▸ Requirement: Locate each line of the material that contains "page", then return it.

▸ Materials provided:
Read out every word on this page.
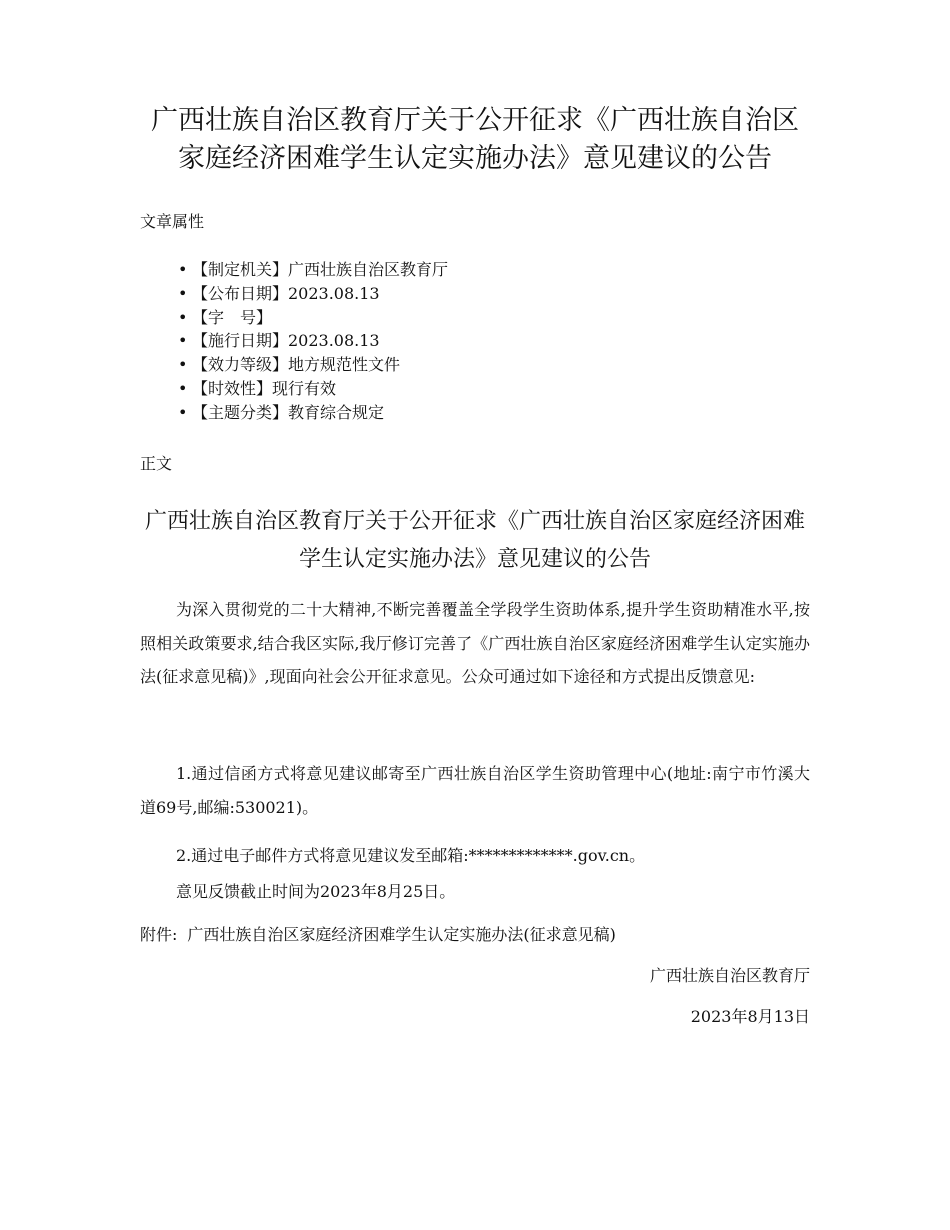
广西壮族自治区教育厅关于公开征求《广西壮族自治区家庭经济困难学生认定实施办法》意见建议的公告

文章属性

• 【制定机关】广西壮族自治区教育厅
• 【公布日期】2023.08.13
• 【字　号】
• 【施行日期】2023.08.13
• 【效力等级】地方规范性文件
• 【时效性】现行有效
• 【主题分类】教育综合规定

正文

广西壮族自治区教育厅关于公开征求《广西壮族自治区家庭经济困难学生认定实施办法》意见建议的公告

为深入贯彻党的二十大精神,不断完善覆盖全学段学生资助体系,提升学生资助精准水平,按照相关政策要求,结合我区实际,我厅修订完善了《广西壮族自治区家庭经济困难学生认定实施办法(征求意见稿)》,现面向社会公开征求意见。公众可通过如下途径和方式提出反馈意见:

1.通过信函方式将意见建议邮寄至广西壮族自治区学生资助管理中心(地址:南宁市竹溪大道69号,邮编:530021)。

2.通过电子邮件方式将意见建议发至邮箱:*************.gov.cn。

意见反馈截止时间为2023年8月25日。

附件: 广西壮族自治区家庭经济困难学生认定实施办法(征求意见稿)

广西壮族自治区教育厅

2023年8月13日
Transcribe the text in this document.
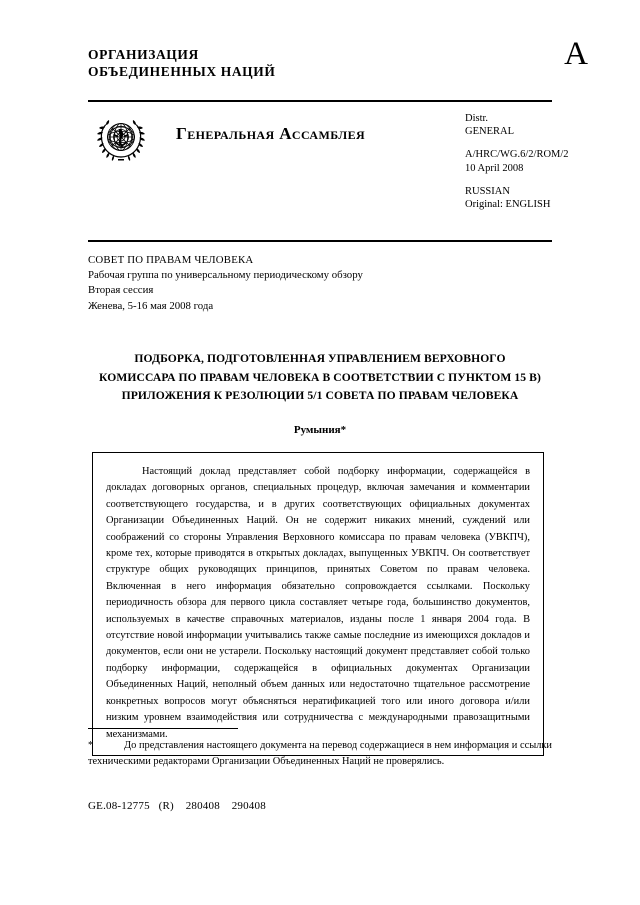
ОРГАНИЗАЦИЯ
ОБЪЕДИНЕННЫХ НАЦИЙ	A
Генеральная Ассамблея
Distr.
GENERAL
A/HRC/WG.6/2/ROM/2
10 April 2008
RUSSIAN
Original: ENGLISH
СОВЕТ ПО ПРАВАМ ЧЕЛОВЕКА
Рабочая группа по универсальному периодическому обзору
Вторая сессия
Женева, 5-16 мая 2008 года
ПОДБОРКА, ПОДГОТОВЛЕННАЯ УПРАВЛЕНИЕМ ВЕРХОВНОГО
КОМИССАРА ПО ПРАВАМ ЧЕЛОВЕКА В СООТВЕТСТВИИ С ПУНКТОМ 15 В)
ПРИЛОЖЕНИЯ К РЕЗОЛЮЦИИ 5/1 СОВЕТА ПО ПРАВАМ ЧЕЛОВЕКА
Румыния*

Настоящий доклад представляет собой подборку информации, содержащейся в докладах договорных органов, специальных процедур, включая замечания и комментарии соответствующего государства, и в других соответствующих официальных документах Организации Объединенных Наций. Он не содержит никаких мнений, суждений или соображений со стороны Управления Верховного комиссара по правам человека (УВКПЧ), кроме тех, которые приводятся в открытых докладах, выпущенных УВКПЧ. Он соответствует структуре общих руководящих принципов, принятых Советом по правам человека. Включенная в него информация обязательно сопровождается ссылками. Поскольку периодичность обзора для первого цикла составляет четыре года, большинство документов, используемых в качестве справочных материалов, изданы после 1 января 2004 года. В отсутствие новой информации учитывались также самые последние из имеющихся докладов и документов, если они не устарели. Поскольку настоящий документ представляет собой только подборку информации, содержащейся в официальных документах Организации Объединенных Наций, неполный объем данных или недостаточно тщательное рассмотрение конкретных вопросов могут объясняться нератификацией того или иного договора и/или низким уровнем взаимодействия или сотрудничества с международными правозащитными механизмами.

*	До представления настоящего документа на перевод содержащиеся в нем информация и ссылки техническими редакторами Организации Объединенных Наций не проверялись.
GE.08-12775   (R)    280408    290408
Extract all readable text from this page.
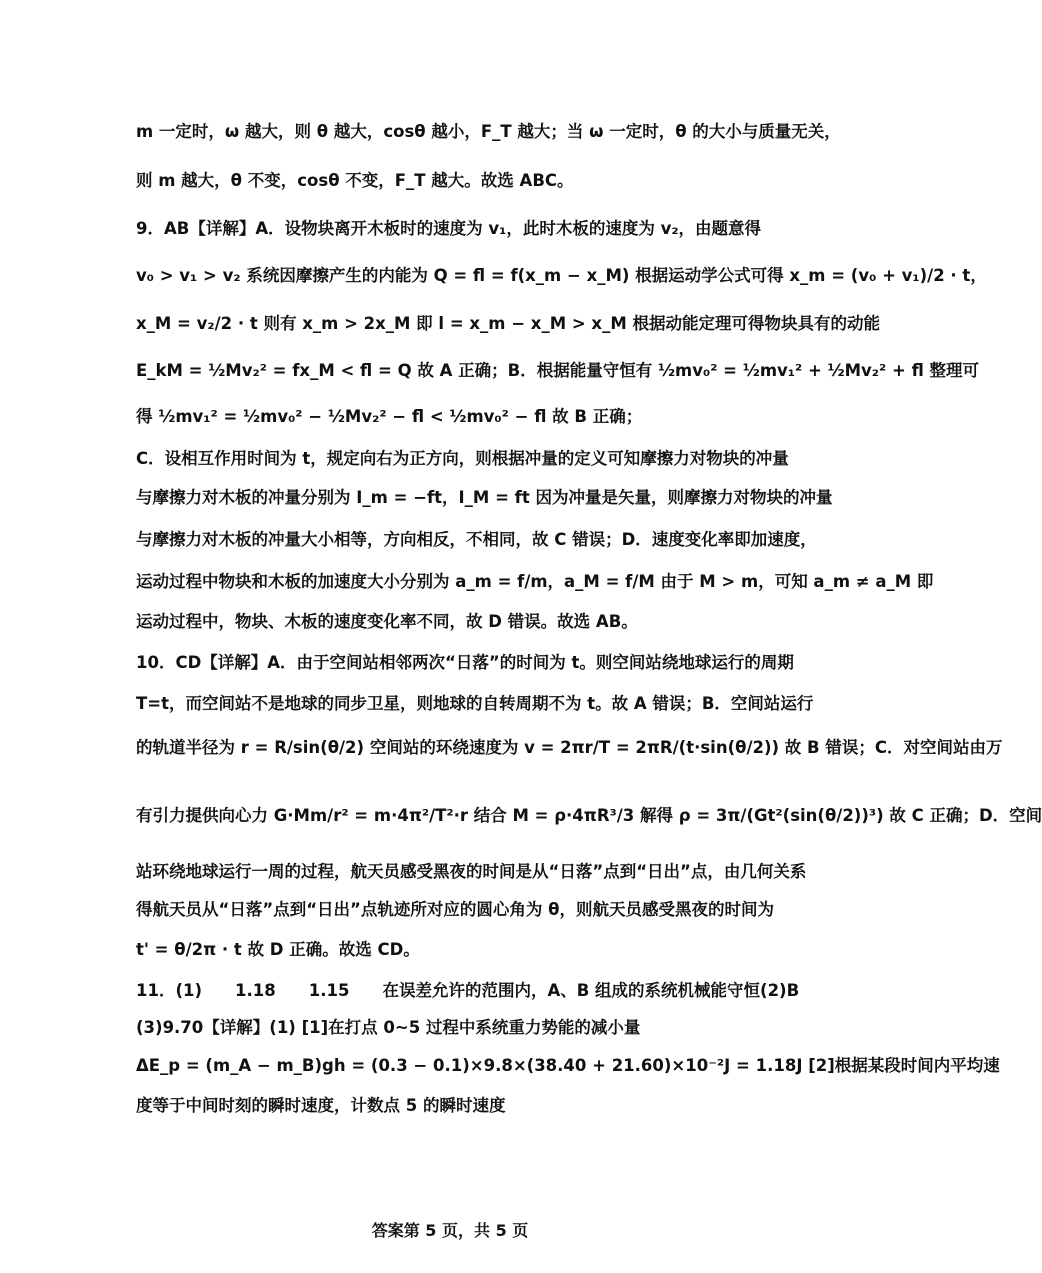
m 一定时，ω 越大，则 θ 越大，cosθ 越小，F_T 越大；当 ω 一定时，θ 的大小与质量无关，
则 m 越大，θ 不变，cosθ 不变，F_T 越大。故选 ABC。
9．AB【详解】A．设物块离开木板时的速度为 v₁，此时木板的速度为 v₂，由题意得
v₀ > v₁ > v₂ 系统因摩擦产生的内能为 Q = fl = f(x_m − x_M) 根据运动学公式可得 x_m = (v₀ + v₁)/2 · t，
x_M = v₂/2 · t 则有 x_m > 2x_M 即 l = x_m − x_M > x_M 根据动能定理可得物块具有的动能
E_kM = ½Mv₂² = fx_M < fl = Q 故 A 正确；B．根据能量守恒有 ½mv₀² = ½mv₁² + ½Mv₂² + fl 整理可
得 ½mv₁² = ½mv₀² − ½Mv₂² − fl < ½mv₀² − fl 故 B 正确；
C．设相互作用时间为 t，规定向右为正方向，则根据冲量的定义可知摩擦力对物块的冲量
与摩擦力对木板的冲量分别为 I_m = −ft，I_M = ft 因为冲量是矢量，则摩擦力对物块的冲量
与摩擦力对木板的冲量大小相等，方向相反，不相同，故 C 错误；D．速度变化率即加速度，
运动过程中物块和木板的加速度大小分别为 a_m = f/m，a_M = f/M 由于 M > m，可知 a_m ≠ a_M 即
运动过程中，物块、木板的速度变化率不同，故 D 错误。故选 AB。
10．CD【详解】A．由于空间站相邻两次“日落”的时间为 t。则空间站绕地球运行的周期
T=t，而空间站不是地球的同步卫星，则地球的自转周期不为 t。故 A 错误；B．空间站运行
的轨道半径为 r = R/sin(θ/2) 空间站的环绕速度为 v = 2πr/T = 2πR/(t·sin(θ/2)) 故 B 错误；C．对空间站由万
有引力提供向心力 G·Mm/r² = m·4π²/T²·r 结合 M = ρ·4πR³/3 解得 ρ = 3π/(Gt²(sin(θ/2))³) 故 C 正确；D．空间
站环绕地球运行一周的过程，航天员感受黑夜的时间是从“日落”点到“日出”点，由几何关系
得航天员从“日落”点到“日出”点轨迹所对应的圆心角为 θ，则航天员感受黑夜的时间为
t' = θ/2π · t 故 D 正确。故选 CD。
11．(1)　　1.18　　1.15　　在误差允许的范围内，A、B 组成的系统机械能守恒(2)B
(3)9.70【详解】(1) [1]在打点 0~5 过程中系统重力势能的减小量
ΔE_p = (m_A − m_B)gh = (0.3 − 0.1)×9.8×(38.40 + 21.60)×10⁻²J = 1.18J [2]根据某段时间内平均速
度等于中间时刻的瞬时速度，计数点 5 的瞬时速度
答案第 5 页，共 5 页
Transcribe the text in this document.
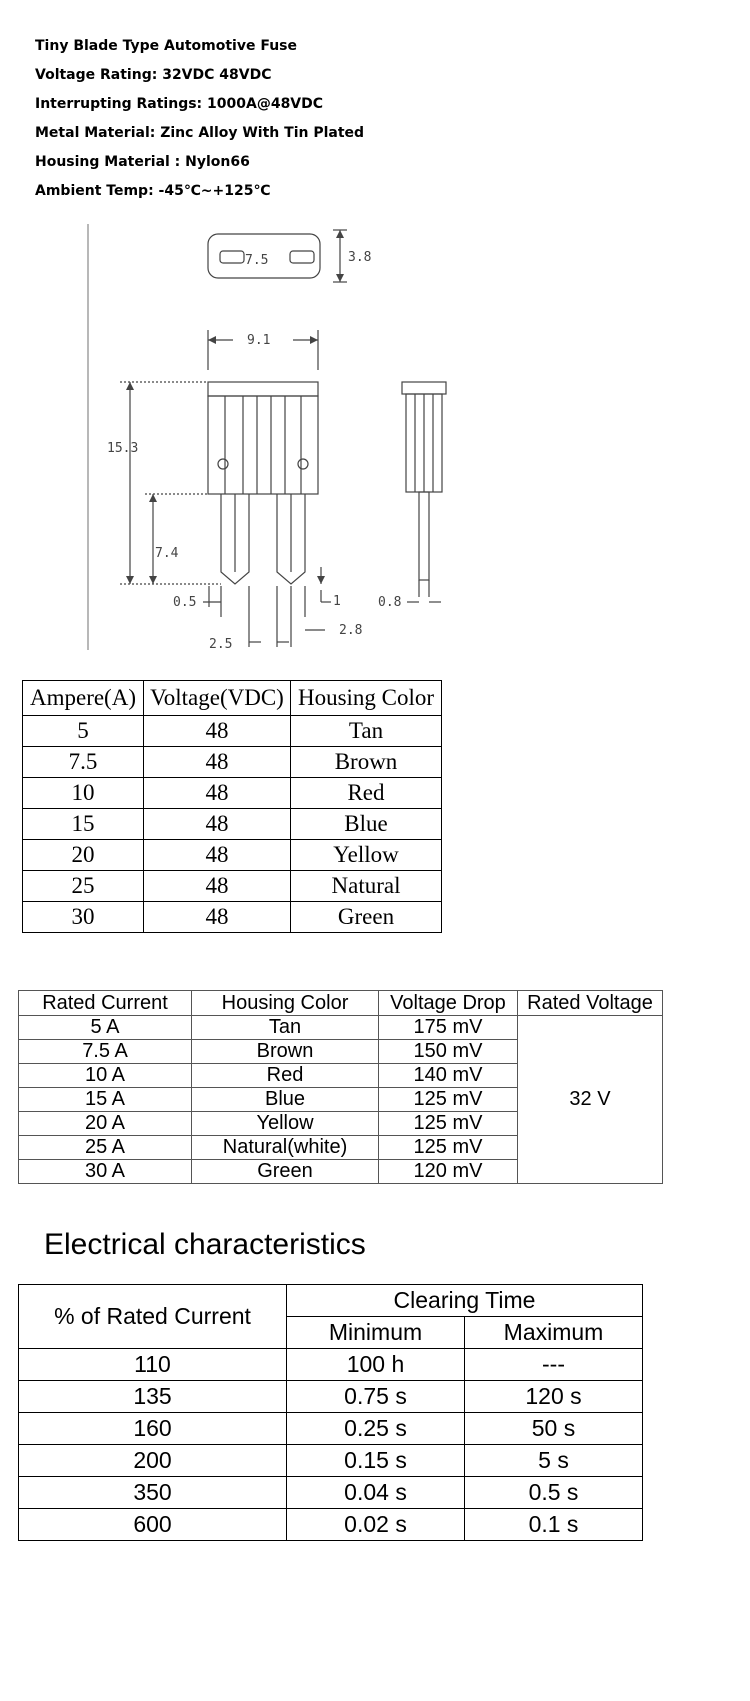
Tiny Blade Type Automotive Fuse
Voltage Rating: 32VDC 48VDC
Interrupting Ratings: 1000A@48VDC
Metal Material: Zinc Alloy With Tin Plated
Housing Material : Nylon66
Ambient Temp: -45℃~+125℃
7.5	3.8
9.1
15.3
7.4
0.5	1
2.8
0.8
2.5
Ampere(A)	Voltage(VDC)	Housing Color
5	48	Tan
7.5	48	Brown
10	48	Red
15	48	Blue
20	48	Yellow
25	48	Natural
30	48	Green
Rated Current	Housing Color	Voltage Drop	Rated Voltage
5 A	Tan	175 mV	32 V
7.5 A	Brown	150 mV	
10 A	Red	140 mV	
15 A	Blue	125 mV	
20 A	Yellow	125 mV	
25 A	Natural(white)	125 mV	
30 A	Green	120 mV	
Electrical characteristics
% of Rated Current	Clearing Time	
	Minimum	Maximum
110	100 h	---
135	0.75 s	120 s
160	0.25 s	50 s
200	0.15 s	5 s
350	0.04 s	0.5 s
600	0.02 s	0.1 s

▸ Response:
Read out every word on this page.
Extract all readable text from this page.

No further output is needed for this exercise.